Stored data:
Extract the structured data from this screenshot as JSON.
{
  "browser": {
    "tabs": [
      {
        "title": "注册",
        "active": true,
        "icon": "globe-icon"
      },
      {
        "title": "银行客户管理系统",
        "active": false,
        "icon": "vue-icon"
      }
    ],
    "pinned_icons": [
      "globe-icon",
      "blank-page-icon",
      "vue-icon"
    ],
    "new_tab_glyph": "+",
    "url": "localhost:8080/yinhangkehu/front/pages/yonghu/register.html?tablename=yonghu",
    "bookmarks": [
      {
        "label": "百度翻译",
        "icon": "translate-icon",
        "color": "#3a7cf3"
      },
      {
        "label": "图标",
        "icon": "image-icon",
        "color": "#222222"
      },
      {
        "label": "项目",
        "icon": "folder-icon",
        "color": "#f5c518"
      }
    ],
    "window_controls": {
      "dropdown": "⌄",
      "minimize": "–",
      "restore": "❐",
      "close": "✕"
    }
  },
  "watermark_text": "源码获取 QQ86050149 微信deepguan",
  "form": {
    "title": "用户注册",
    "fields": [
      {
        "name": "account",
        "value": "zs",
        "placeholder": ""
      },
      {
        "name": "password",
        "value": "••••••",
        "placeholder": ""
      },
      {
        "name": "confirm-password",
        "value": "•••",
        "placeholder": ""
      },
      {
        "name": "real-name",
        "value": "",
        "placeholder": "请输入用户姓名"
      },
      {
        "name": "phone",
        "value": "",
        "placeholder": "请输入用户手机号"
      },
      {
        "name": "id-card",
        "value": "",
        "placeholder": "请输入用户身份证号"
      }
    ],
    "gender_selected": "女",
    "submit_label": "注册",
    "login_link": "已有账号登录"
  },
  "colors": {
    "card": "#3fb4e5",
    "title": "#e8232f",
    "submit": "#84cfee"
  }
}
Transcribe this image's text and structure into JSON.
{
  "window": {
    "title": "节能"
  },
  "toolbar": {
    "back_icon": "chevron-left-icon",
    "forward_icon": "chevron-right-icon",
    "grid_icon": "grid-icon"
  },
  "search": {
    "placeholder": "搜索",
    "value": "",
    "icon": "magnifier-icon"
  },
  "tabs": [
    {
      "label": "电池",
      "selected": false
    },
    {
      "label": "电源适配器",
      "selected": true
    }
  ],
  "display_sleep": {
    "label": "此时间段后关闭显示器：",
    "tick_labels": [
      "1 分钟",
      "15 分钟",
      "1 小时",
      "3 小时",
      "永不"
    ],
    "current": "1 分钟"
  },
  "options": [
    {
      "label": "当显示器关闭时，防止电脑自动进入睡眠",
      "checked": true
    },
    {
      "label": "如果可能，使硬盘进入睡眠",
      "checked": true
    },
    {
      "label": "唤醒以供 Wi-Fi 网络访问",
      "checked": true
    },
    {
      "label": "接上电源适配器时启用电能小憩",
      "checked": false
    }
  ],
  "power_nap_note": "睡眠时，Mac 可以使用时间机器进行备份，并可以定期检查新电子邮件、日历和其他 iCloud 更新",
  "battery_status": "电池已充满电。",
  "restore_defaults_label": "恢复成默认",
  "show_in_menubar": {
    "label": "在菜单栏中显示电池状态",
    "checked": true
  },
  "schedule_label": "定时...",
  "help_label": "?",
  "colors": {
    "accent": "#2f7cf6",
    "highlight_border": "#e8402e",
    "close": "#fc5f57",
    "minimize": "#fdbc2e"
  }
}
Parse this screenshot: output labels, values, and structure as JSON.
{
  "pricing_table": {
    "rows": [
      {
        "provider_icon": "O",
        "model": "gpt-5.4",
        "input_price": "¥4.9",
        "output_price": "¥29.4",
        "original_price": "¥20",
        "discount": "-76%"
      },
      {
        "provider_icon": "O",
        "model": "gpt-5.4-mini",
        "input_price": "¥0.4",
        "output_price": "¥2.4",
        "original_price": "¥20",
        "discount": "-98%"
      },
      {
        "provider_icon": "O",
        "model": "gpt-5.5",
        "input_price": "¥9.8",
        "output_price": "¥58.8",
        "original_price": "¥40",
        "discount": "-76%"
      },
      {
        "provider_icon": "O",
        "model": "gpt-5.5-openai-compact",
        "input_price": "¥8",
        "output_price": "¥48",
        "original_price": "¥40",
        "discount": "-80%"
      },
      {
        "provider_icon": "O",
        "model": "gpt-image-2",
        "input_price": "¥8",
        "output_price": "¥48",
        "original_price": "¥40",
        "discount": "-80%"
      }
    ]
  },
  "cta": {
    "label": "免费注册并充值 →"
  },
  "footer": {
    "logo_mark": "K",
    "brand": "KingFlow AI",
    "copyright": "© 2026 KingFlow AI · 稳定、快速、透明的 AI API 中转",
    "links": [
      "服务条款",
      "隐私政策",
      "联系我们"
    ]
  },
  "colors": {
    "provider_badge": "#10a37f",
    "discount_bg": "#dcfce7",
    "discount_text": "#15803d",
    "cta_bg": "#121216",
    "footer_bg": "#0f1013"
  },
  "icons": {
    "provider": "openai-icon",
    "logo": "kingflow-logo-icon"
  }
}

## Task to carry out
Write an exact transcription of every entry above.

## Reply to the exercise
Extract the structured data from this screenshot as JSON.
{
  "browser": {
    "tabs": [
      {
        "title": "注册",
        "active": true,
        "icon": "globe-icon"
      },
      {
        "title": "银行客户管理系统",
        "active": false,
        "icon": "vue-icon"
      }
    ],
    "pinned_icons": [
      "globe-icon",
      "blank-page-icon",
      "vue-icon"
    ],
    "new_tab_glyph": "+",
    "url": "localhost:8080/yinhangkehu/front/pages/yonghu/register.html?tablename=yonghu",
    "bookmarks": [
      {
        "label": "百度翻译",
        "icon": "translate-icon",
        "color": "#3a7cf3"
      },
      {
        "label": "图标",
        "icon": "image-icon",
        "color": "#222222"
      },
      {
        "label": "项目",
        "icon": "folder-icon",
        "color": "#f5c518"
      }
    ],
    "window_controls": {
      "dropdown": "⌄",
      "minimize": "–",
      "restore": "❐",
      "close": "✕"
    }
  },
  "watermark_text": "源码获取 QQ86050149 微信deepguan",
  "form": {
    "title": "用户注册",
    "fields": [
      {
        "name": "account",
        "value": "zs",
        "placeholder": ""
      },
      {
        "name": "password",
        "value": "••••••",
        "placeholder": ""
      },
      {
        "name": "confirm-password",
        "value": "•••",
        "placeholder": ""
      },
      {
        "name": "real-name",
        "value": "",
        "placeholder": "请输入用户姓名"
      },
      {
        "name": "phone",
        "value": "",
        "placeholder": "请输入用户手机号"
      },
      {
        "name": "id-card",
        "value": "",
        "placeholder": "请输入用户身份证号"
      }
    ],
    "gender_selected": "女",
    "submit_label": "注册",
    "login_link": "已有账号登录"
  },
  "colors": {
    "card": "#3fb4e5",
    "title": "#e8232f",
    "submit": "#84cfee"
  }
}
Transcribe this image's text and structure into JSON.
{
  "window": {
    "title": "节能"
  },
  "toolbar": {
    "back_icon": "chevron-left-icon",
    "forward_icon": "chevron-right-icon",
    "grid_icon": "grid-icon"
  },
  "search": {
    "placeholder": "搜索",
    "value": "",
    "icon": "magnifier-icon"
  },
  "tabs": [
    {
      "label": "电池",
      "selected": false
    },
    {
      "label": "电源适配器",
      "selected": true
    }
  ],
  "display_sleep": {
    "label": "此时间段后关闭显示器：",
    "tick_labels": [
      "1 分钟",
      "15 分钟",
      "1 小时",
      "3 小时",
      "永不"
    ],
    "current": "1 分钟"
  },
  "options": [
    {
      "label": "当显示器关闭时，防止电脑自动进入睡眠",
      "checked": true
    },
    {
      "label": "如果可能，使硬盘进入睡眠",
      "checked": true
    },
    {
      "label": "唤醒以供 Wi-Fi 网络访问",
      "checked": true
    },
    {
      "label": "接上电源适配器时启用电能小憩",
      "checked": false
    }
  ],
  "power_nap_note": "睡眠时，Mac 可以使用时间机器进行备份，并可以定期检查新电子邮件、日历和其他 iCloud 更新",
  "battery_status": "电池已充满电。",
  "restore_defaults_label": "恢复成默认",
  "show_in_menubar": {
    "label": "在菜单栏中显示电池状态",
    "checked": true
  },
  "schedule_label": "定时...",
  "help_label": "?",
  "colors": {
    "accent": "#2f7cf6",
    "highlight_border": "#e8402e",
    "close": "#fc5f57",
    "minimize": "#fdbc2e"
  }
}
Parse this screenshot: output labels, values, and structure as JSON.
{
  "pricing_table": {
    "rows": [
      {
        "provider_icon": "O",
        "model": "gpt-5.4",
        "input_price": "¥4.9",
        "output_price": "¥29.4",
        "original_price": "¥20",
        "discount": "-76%"
      },
      {
        "provider_icon": "O",
        "model": "gpt-5.4-mini",
        "input_price": "¥0.4",
        "output_price": "¥2.4",
        "original_price": "¥20",
        "discount": "-98%"
      },
      {
        "provider_icon": "O",
        "model": "gpt-5.5",
        "input_price": "¥9.8",
        "output_price": "¥58.8",
        "original_price": "¥40",
        "discount": "-76%"
      },
      {
        "provider_icon": "O",
        "model": "gpt-5.5-openai-compact",
        "input_price": "¥8",
        "output_price": "¥48",
        "original_price": "¥40",
        "discount": "-80%"
      },
      {
        "provider_icon": "O",
        "model": "gpt-image-2",
        "input_price": "¥8",
        "output_price": "¥48",
        "original_price": "¥40",
        "discount": "-80%"
      }
    ]
  },
  "cta": {
    "label": "免费注册并充值 →"
  },
  "footer": {
    "logo_mark": "K",
    "brand": "KingFlow AI",
    "copyright": "© 2026 KingFlow AI · 稳定、快速、透明的 AI API 中转",
    "links": [
      "服务条款",
      "隐私政策",
      "联系我们"
    ]
  },
  "colors": {
    "provider_badge": "#10a37f",
    "discount_bg": "#dcfce7",
    "discount_text": "#15803d",
    "cta_bg": "#121216",
    "footer_bg": "#0f1013"
  },
  "icons": {
    "provider": "openai-icon",
    "logo": "kingflow-logo-icon"
  }
}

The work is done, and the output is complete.